BEGIN Input material

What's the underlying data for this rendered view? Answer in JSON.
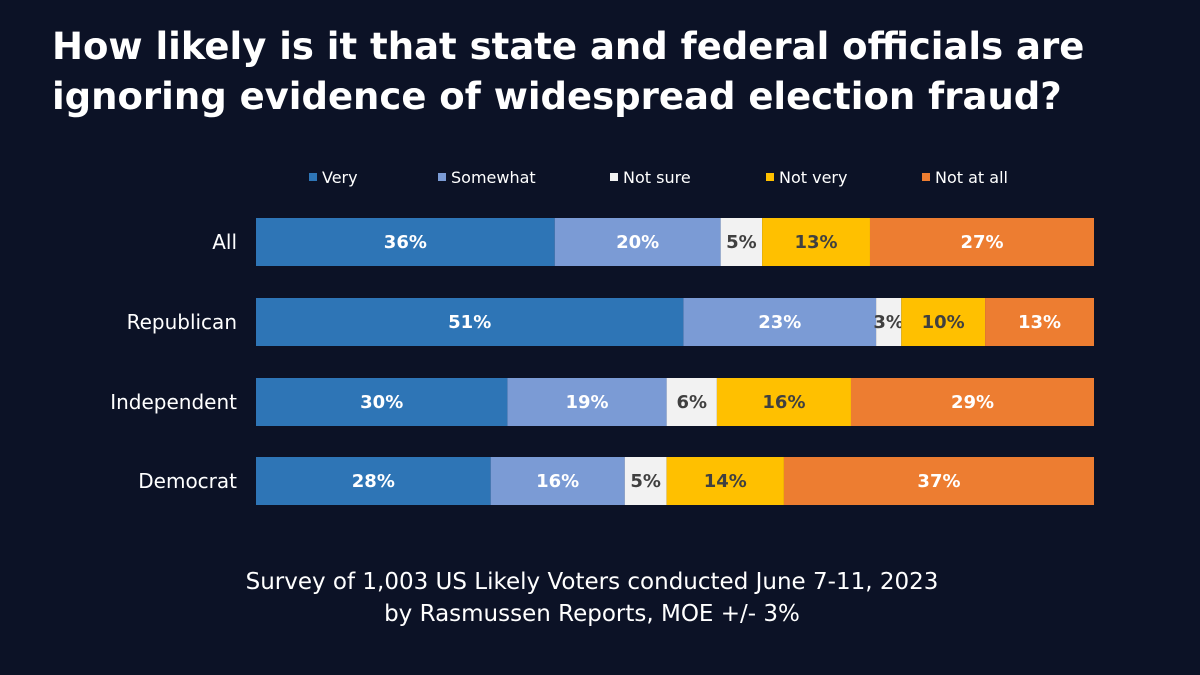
{
  "title": "How likely is it that state and federal officials are ignoring evidence of widespread election fraud?",
  "footnote": {
    "line1": "Survey of 1,003 US Likely Voters conducted June 7-11, 2023",
    "line2": "by Rasmussen Reports, MOE +/- 3%"
  },
  "chart_data": {
    "type": "bar",
    "orientation": "horizontal",
    "stacked": true,
    "legend_position": "top",
    "grid": false,
    "categories": [
      "All",
      "Republican",
      "Independent",
      "Democrat"
    ],
    "series": [
      {
        "name": "Very",
        "color": "#2e75b6",
        "label_color": "#ffffff",
        "values": [
          36,
          51,
          30,
          28
        ]
      },
      {
        "name": "Somewhat",
        "color": "#7b9bd5",
        "label_color": "#ffffff",
        "values": [
          20,
          23,
          19,
          16
        ]
      },
      {
        "name": "Not sure",
        "color": "#f2f2f2",
        "label_color": "#404040",
        "values": [
          5,
          3,
          6,
          5
        ]
      },
      {
        "name": "Not very",
        "color": "#ffc000",
        "label_color": "#404040",
        "values": [
          13,
          10,
          16,
          14
        ]
      },
      {
        "name": "Not at all",
        "color": "#ed7d31",
        "label_color": "#ffffff",
        "values": [
          27,
          13,
          29,
          37
        ]
      }
    ],
    "value_suffix": "%"
  }
}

END Input material

▶ _Task instructions_
Exact duplication of all the records is required; pictures are omitted from the copy.

▶ _Task solution_
What's the underlying data for this rendered view? Answer in JSON.
{
  "title": "How likely is it that state and federal officials are ignoring evidence of widespread election fraud?",
  "footnote": {
    "line1": "Survey of 1,003 US Likely Voters conducted June 7-11, 2023",
    "line2": "by Rasmussen Reports, MOE +/- 3%"
  },
  "chart_data": {
    "type": "bar",
    "orientation": "horizontal",
    "stacked": true,
    "legend_position": "top",
    "grid": false,
    "categories": [
      "All",
      "Republican",
      "Independent",
      "Democrat"
    ],
    "series": [
      {
        "name": "Very",
        "color": "#2e75b6",
        "label_color": "#ffffff",
        "values": [
          36,
          51,
          30,
          28
        ]
      },
      {
        "name": "Somewhat",
        "color": "#7b9bd5",
        "label_color": "#ffffff",
        "values": [
          20,
          23,
          19,
          16
        ]
      },
      {
        "name": "Not sure",
        "color": "#f2f2f2",
        "label_color": "#404040",
        "values": [
          5,
          3,
          6,
          5
        ]
      },
      {
        "name": "Not very",
        "color": "#ffc000",
        "label_color": "#404040",
        "values": [
          13,
          10,
          16,
          14
        ]
      },
      {
        "name": "Not at all",
        "color": "#ed7d31",
        "label_color": "#ffffff",
        "values": [
          27,
          13,
          29,
          37
        ]
      }
    ],
    "value_suffix": "%"
  }
}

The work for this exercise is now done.